▶ [What you are asked to do] Say how many lines include "JSON", with no words around the number.

▶ [Input for this task]
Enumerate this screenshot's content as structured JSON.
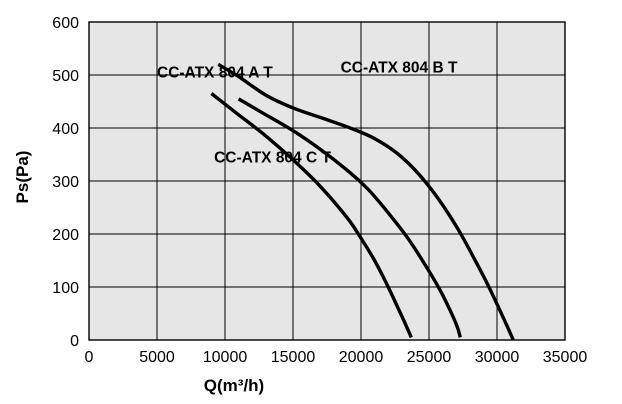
{
  "chart_data": {
    "type": "line",
    "title": "",
    "xlabel": "Q(m³/h)",
    "ylabel": "Ps(Pa)",
    "xlim": [
      0,
      35000
    ],
    "ylim": [
      0,
      600
    ],
    "x_ticks": [
      "0",
      "5000",
      "10000",
      "15000",
      "20000",
      "25000",
      "30000",
      "35000"
    ],
    "y_ticks": [
      "0",
      "100",
      "200",
      "300",
      "400",
      "500",
      "600"
    ],
    "grid": true,
    "grid_color": "#000000",
    "plot_background": "#e6e6e6",
    "series": [
      {
        "name": "CC-ATX 804 A T",
        "color": "#000000",
        "points": [
          [
            9000,
            465
          ],
          [
            11000,
            425
          ],
          [
            13000,
            385
          ],
          [
            15000,
            340
          ],
          [
            17000,
            290
          ],
          [
            19000,
            230
          ],
          [
            20000,
            192
          ],
          [
            21000,
            150
          ],
          [
            22000,
            100
          ],
          [
            23000,
            45
          ],
          [
            23700,
            5
          ]
        ]
      },
      {
        "name": "CC-ATX 804 B T",
        "color": "#000000",
        "points": [
          [
            9500,
            520
          ],
          [
            11000,
            497
          ],
          [
            13000,
            462
          ],
          [
            15000,
            438
          ],
          [
            17000,
            420
          ],
          [
            19000,
            402
          ],
          [
            21000,
            380
          ],
          [
            23000,
            345
          ],
          [
            25000,
            290
          ],
          [
            27000,
            215
          ],
          [
            28500,
            145
          ],
          [
            29500,
            95
          ],
          [
            30500,
            40
          ],
          [
            31200,
            0
          ]
        ]
      },
      {
        "name": "CC-ATX 804 C T",
        "color": "#000000",
        "points": [
          [
            11000,
            455
          ],
          [
            13000,
            425
          ],
          [
            15000,
            395
          ],
          [
            17000,
            360
          ],
          [
            19000,
            320
          ],
          [
            20500,
            285
          ],
          [
            22000,
            240
          ],
          [
            23500,
            190
          ],
          [
            25000,
            130
          ],
          [
            26000,
            85
          ],
          [
            27000,
            30
          ],
          [
            27300,
            5
          ]
        ]
      }
    ],
    "annotations": [
      {
        "text": "CC-ATX 804 A T",
        "series": 0,
        "x": 5000,
        "y": 495
      },
      {
        "text": "CC-ATX 804 B T",
        "series": 1,
        "x": 18500,
        "y": 505
      },
      {
        "text": "CC-ATX 804 C T",
        "series": 2,
        "x": 9200,
        "y": 335
      }
    ]
  }
}
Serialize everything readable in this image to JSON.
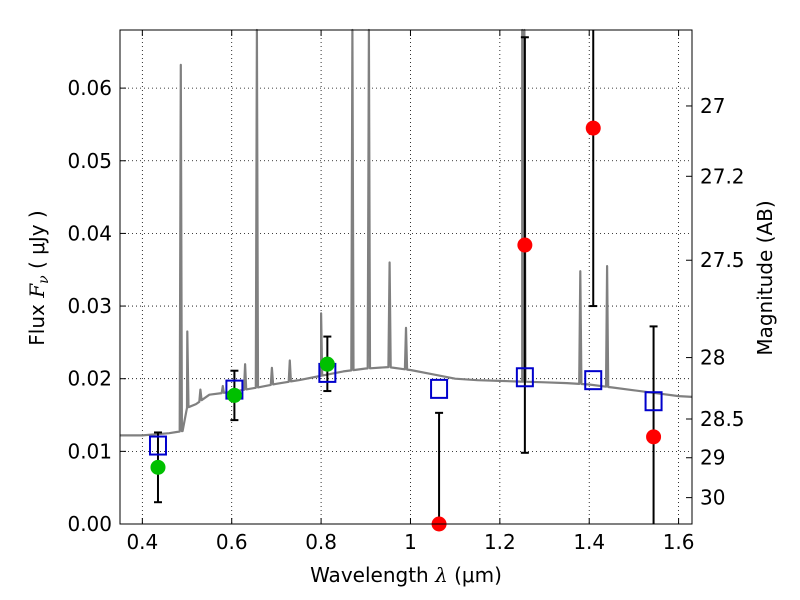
{
  "chart_data": {
    "type": "scatter",
    "title": "",
    "xlabel": {
      "prefix": "Wavelength  ",
      "symbol": "λ",
      "unit": " (μm)"
    },
    "ylabel": {
      "prefix": "Flux  ",
      "symbol": "F",
      "subscript": "ν",
      "unit": "  ( μJy )"
    },
    "y2label": "Magnitude (AB)",
    "xlim": [
      0.35,
      1.63
    ],
    "ylim": [
      0.0,
      0.068
    ],
    "grid": true,
    "grid_style": "dotted",
    "x_ticks": [
      0.4,
      0.6,
      0.8,
      1.0,
      1.2,
      1.4,
      1.6
    ],
    "x_tick_labels": [
      "0.4",
      "0.6",
      "0.8",
      "1",
      "1.2",
      "1.4",
      "1.6"
    ],
    "y_ticks": [
      0.0,
      0.01,
      0.02,
      0.03,
      0.04,
      0.05,
      0.06
    ],
    "y_tick_labels": [
      "0.00",
      "0.01",
      "0.02",
      "0.03",
      "0.04",
      "0.05",
      "0.06"
    ],
    "y2_ticks": [
      {
        "mag": 27.0,
        "label": "27"
      },
      {
        "mag": 27.2,
        "label": "27.2"
      },
      {
        "mag": 27.5,
        "label": "27.5"
      },
      {
        "mag": 28.0,
        "label": "28"
      },
      {
        "mag": 28.5,
        "label": "28.5"
      },
      {
        "mag": 29.0,
        "label": "29"
      },
      {
        "mag": 30.0,
        "label": "30"
      }
    ],
    "colors": {
      "spectrum": "#808080",
      "model_squares": "#0000cc",
      "detections": "#00c000",
      "nir_points": "#ff0000",
      "errorbars": "#000000"
    },
    "spectrum": {
      "continuum": [
        [
          0.35,
          0.0122
        ],
        [
          0.4,
          0.0122
        ],
        [
          0.46,
          0.0125
        ],
        [
          0.49,
          0.0128
        ],
        [
          0.5,
          0.016
        ],
        [
          0.52,
          0.0165
        ],
        [
          0.55,
          0.0178
        ],
        [
          0.6,
          0.0182
        ],
        [
          0.65,
          0.0187
        ],
        [
          0.7,
          0.0193
        ],
        [
          0.75,
          0.0198
        ],
        [
          0.8,
          0.0204
        ],
        [
          0.85,
          0.021
        ],
        [
          0.9,
          0.0214
        ],
        [
          0.95,
          0.0216
        ],
        [
          1.0,
          0.0212
        ],
        [
          1.05,
          0.0206
        ],
        [
          1.1,
          0.02
        ],
        [
          1.15,
          0.0198
        ],
        [
          1.2,
          0.0197
        ],
        [
          1.25,
          0.0196
        ],
        [
          1.3,
          0.0195
        ],
        [
          1.35,
          0.0194
        ],
        [
          1.4,
          0.0192
        ],
        [
          1.45,
          0.0188
        ],
        [
          1.5,
          0.0184
        ],
        [
          1.55,
          0.018
        ],
        [
          1.6,
          0.0176
        ],
        [
          1.63,
          0.0175
        ]
      ],
      "lines": [
        [
          0.4861,
          0.0632
        ],
        [
          0.5007,
          0.0265
        ],
        [
          0.53,
          0.0185
        ],
        [
          0.58,
          0.019
        ],
        [
          0.63,
          0.022
        ],
        [
          0.6563,
          0.072
        ],
        [
          0.69,
          0.0215
        ],
        [
          0.73,
          0.0225
        ],
        [
          0.8,
          0.029
        ],
        [
          0.87,
          0.072
        ],
        [
          0.9069,
          0.072
        ],
        [
          0.9532,
          0.036
        ],
        [
          0.99,
          0.027
        ],
        [
          1.25,
          0.072
        ],
        [
          1.255,
          0.072
        ],
        [
          1.38,
          0.0348
        ],
        [
          1.44,
          0.0355
        ]
      ]
    },
    "model_squares": [
      {
        "x": 0.435,
        "y": 0.0108
      },
      {
        "x": 0.606,
        "y": 0.0185
      },
      {
        "x": 0.814,
        "y": 0.0208
      },
      {
        "x": 1.064,
        "y": 0.0186
      },
      {
        "x": 1.256,
        "y": 0.0202
      },
      {
        "x": 1.409,
        "y": 0.0198
      },
      {
        "x": 1.544,
        "y": 0.0169
      }
    ],
    "detections": [
      {
        "x": 0.435,
        "y": 0.0078,
        "err_low": 0.003,
        "err_high": 0.0126
      },
      {
        "x": 0.606,
        "y": 0.0177,
        "err_low": 0.0143,
        "err_high": 0.0211
      },
      {
        "x": 0.814,
        "y": 0.022,
        "err_low": 0.0183,
        "err_high": 0.0258
      }
    ],
    "nir_points": [
      {
        "x": 1.064,
        "y": 0.0,
        "err_low": 0.0,
        "err_high": 0.0153
      },
      {
        "x": 1.256,
        "y": 0.0384,
        "err_low": 0.0098,
        "err_high": 0.067
      },
      {
        "x": 1.409,
        "y": 0.0545,
        "err_low": 0.03,
        "err_high": 0.068
      },
      {
        "x": 1.544,
        "y": 0.012,
        "err_low": 0.0,
        "err_high": 0.0272
      }
    ]
  }
}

▶ [Exercise result] 2